#### [SHORT TASK]
Set down each entry exactly as given; pictures should not appear in the copy.

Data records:
>>>>>

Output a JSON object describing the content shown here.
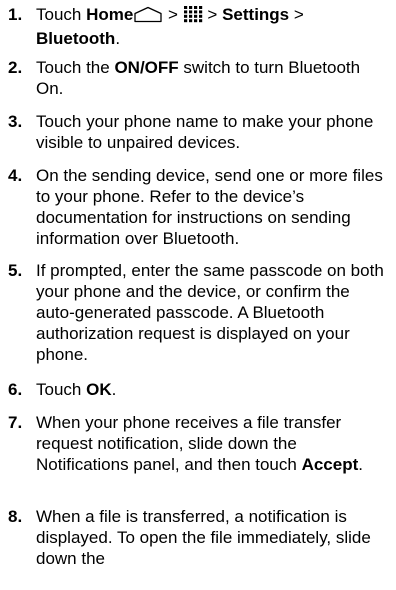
{
  "steps": [
    {
      "num": "1.",
      "parts": [
        {
          "t": "Touch "
        },
        {
          "b": "Home"
        },
        {
          "icon": "home-icon"
        },
        {
          "t": " > "
        },
        {
          "icon": "apps-grid-icon"
        },
        {
          "t": " > "
        },
        {
          "b": "Settings"
        },
        {
          "t": " > "
        },
        {
          "b": "Bluetooth"
        },
        {
          "t": "."
        }
      ]
    },
    {
      "num": "2.",
      "parts": [
        {
          "t": "Touch the "
        },
        {
          "b": "ON/OFF"
        },
        {
          "t": " switch to turn Bluetooth On."
        }
      ]
    },
    {
      "num": "3.",
      "parts": [
        {
          "t": "Touch your phone name to make your phone visible to unpaired devices."
        }
      ]
    },
    {
      "num": "4.",
      "parts": [
        {
          "t": "On the sending device, send one or more files to your phone. Refer to the device’s documentation for instructions on sending information over Bluetooth."
        }
      ]
    },
    {
      "num": "5.",
      "parts": [
        {
          "t": "If prompted, enter the same passcode on both your phone and the device, or confirm the auto-generated passcode. A Bluetooth authorization request is displayed on your phone."
        }
      ]
    },
    {
      "num": "6.",
      "parts": [
        {
          "t": "Touch "
        },
        {
          "b": "OK"
        },
        {
          "t": "."
        }
      ]
    },
    {
      "num": "7.",
      "parts": [
        {
          "t": "When your phone receives a file transfer request notification, slide down the Notifications panel, and then touch "
        },
        {
          "b": "Accept"
        },
        {
          "t": "."
        }
      ]
    },
    {
      "num": "8.",
      "parts": [
        {
          "t": "When a file is transferred, a notification is displayed. To open the file immediately, slide down the"
        }
      ]
    }
  ]
}
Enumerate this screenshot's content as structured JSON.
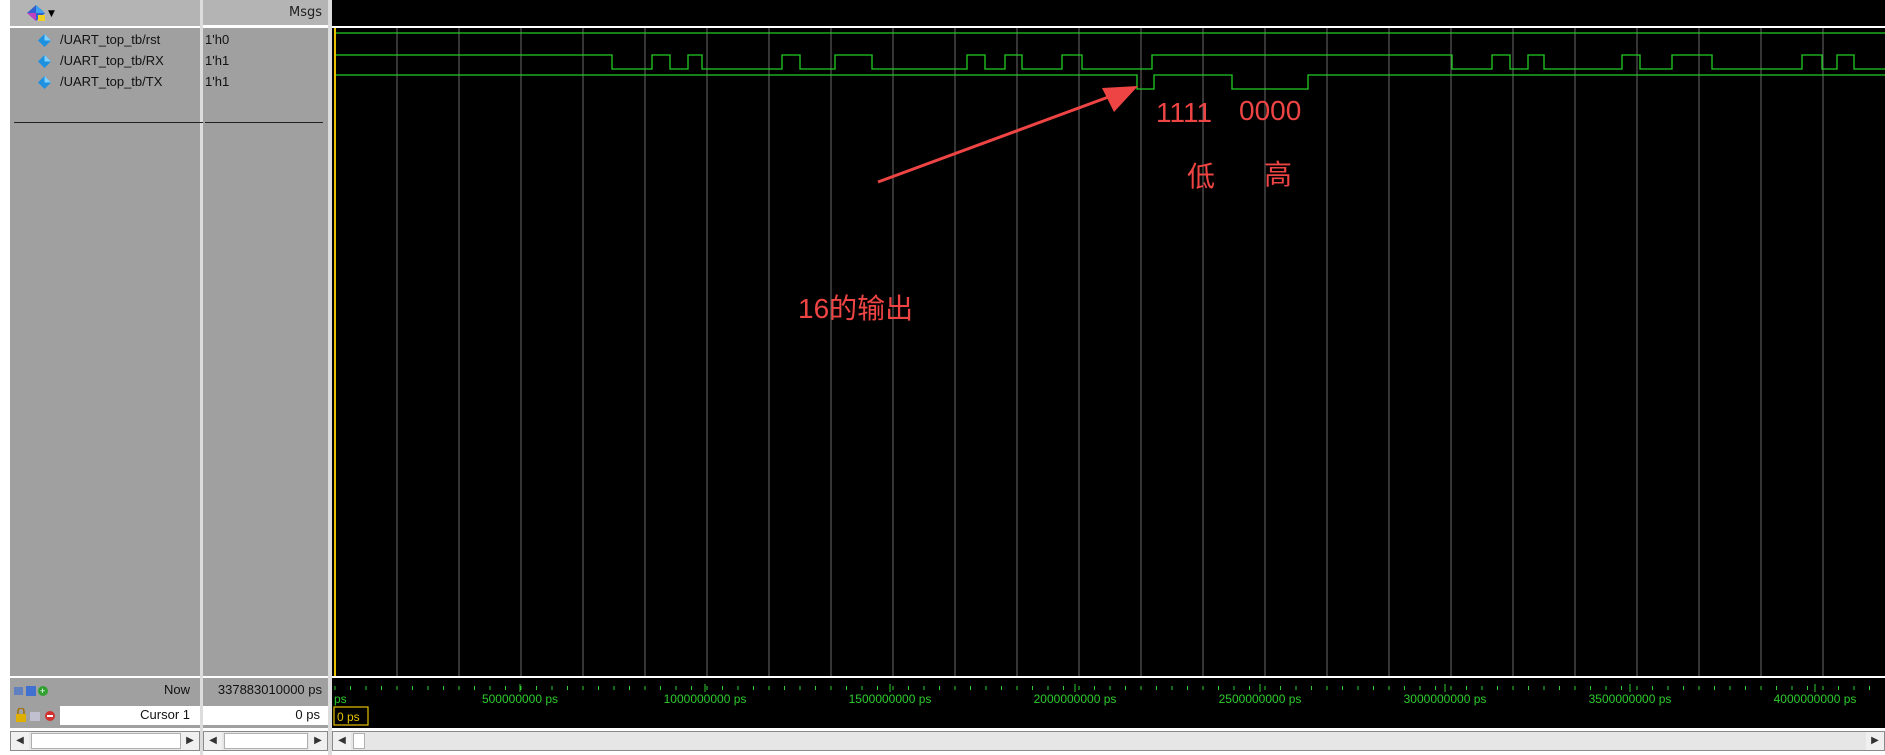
{
  "header": {
    "msgs_label": "Msgs"
  },
  "signals": [
    {
      "name": "/UART_top_tb/rst",
      "value": "1'h0"
    },
    {
      "name": "/UART_top_tb/RX",
      "value": "1'h1"
    },
    {
      "name": "/UART_top_tb/TX",
      "value": "1'h1"
    }
  ],
  "footer": {
    "now_label": "Now",
    "now_value": "337883010000 ps",
    "cursor_label": "Cursor 1",
    "cursor_value": "0 ps",
    "cursor_time_tag": "0 ps"
  },
  "timeline": {
    "start_label": "ps",
    "ticks": [
      {
        "t": 500000000,
        "label": "500000000 ps"
      },
      {
        "t": 1000000000,
        "label": "1000000000 ps"
      },
      {
        "t": 1500000000,
        "label": "1500000000 ps"
      },
      {
        "t": 2000000000,
        "label": "2000000000 ps"
      },
      {
        "t": 2500000000,
        "label": "2500000000 ps"
      },
      {
        "t": 3000000000,
        "label": "3000000000 ps"
      },
      {
        "t": 3500000000,
        "label": "3500000000 ps"
      },
      {
        "t": 4000000000,
        "label": "4000000000 ps"
      }
    ]
  },
  "annotations": {
    "bits_low": "1111",
    "bits_high": "0000",
    "label_low": "低",
    "label_high": "高",
    "arrow_note": "16的输出"
  },
  "colors": {
    "wave_green": "#22cc22",
    "grid": "#6a6a6a",
    "cursor": "#e8c000",
    "annotation_red": "#ee4444",
    "timeline_text": "#2ecc2e"
  },
  "icons": {
    "header_logo": "wave-add-icon",
    "signal_marker": "signal-diamond-icon",
    "zoom_icons": "zoom-tool-icons",
    "lock_icons": "cursor-lock-icons"
  }
}
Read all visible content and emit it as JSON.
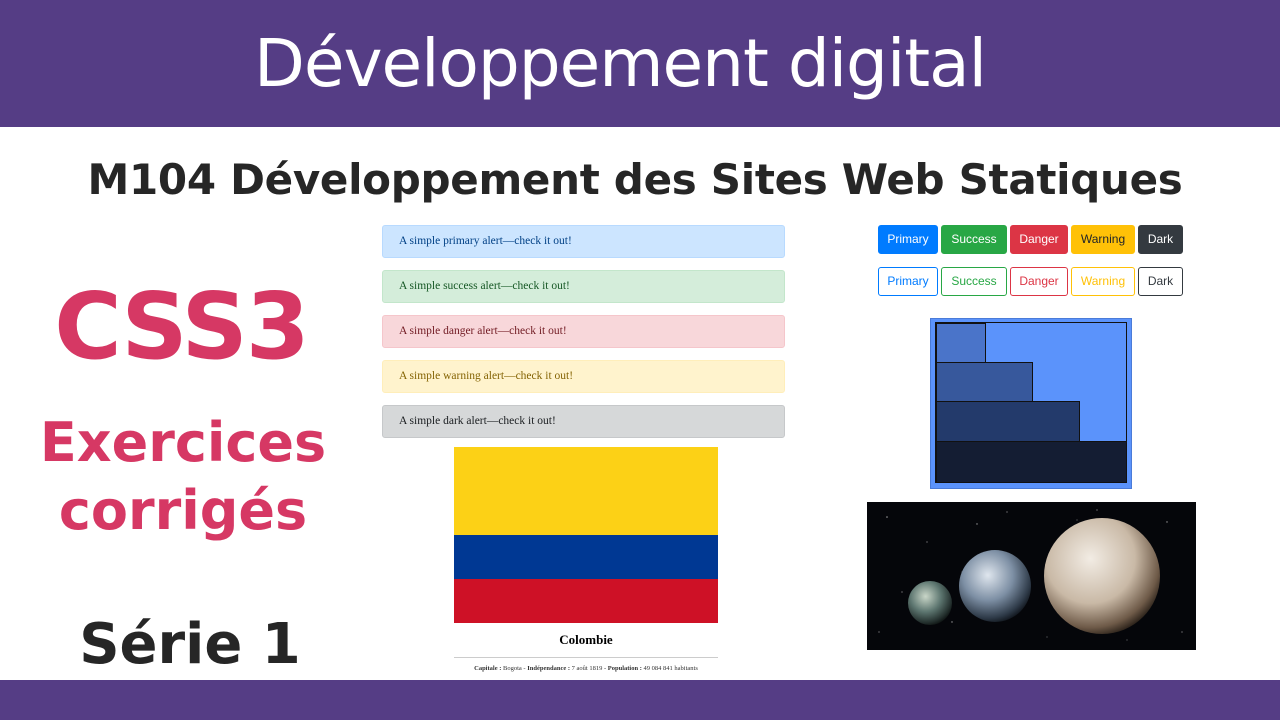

<<<<<

#### [ANSWER TO THE TASK]
Output a JSON object describing the content shown here.
{
  "steps": [
    {
      "num": "1.",
      "parts": [
        {
          "t": "Touch "
        },
        {
          "b": "Home"
        },
        {
          "icon": "home-icon"
        },
        {
          "t": " > "
        },
        {
          "icon": "apps-grid-icon"
        },
        {
          "t": " > "
        },
        {
          "b": "Settings"
        },
        {
          "t": " > "
        },
        {
          "b": "Bluetooth"
        },
        {
          "t": "."
        }
      ]
    },
    {
      "num": "2.",
      "parts": [
        {
          "t": "Touch the "
        },
        {
          "b": "ON/OFF"
        },
        {
          "t": " switch to turn Bluetooth On."
        }
      ]
    },
    {
      "num": "3.",
      "parts": [
        {
          "t": "Touch your phone name to make your phone visible to unpaired devices."
        }
      ]
    },
    {
      "num": "4.",
      "parts": [
        {
          "t": "On the sending device, send one or more files to your phone. Refer to the device’s documentation for instructions on sending information over Bluetooth."
        }
      ]
    },
    {
      "num": "5.",
      "parts": [
        {
          "t": "If prompted, enter the same passcode on both your phone and the device, or confirm the auto-generated passcode. A Bluetooth authorization request is displayed on your phone."
        }
      ]
    },
    {
      "num": "6.",
      "parts": [
        {
          "t": "Touch "
        },
        {
          "b": "OK"
        },
        {
          "t": "."
        }
      ]
    },
    {
      "num": "7.",
      "parts": [
        {
          "t": "When your phone receives a file transfer request notification, slide down the Notifications panel, and then touch "
        },
        {
          "b": "Accept"
        },
        {
          "t": "."
        }
      ]
    },
    {
      "num": "8.",
      "parts": [
        {
          "t": "When a file is transferred, a notification is displayed. To open the file immediately, slide down the"
        }
      ]
    }
  ]
}
Enumerate this screenshot's content as structured JSON.
{
  "header": {
    "msgs_label": "Msgs"
  },
  "signals": [
    {
      "name": "/UART_top_tb/rst",
      "value": "1'h0"
    },
    {
      "name": "/UART_top_tb/RX",
      "value": "1'h1"
    },
    {
      "name": "/UART_top_tb/TX",
      "value": "1'h1"
    }
  ],
  "footer": {
    "now_label": "Now",
    "now_value": "337883010000 ps",
    "cursor_label": "Cursor 1",
    "cursor_value": "0 ps",
    "cursor_time_tag": "0 ps"
  },
  "timeline": {
    "start_label": "ps",
    "ticks": [
      {
        "t": 500000000,
        "label": "500000000 ps"
      },
      {
        "t": 1000000000,
        "label": "1000000000 ps"
      },
      {
        "t": 1500000000,
        "label": "1500000000 ps"
      },
      {
        "t": 2000000000,
        "label": "2000000000 ps"
      },
      {
        "t": 2500000000,
        "label": "2500000000 ps"
      },
      {
        "t": 3000000000,
        "label": "3000000000 ps"
      },
      {
        "t": 3500000000,
        "label": "3500000000 ps"
      },
      {
        "t": 4000000000,
        "label": "4000000000 ps"
      }
    ]
  },
  "annotations": {
    "bits_low": "1111",
    "bits_high": "0000",
    "label_low": "低",
    "label_high": "高",
    "arrow_note": "16的输出"
  },
  "colors": {
    "wave_green": "#22cc22",
    "grid": "#6a6a6a",
    "cursor": "#e8c000",
    "annotation_red": "#ee4444",
    "timeline_text": "#2ecc2e"
  },
  "icons": {
    "header_logo": "wave-add-icon",
    "signal_marker": "signal-diamond-icon",
    "zoom_icons": "zoom-tool-icons",
    "lock_icons": "cursor-lock-icons"
  }
}
Read all visible content and emit it as JSON.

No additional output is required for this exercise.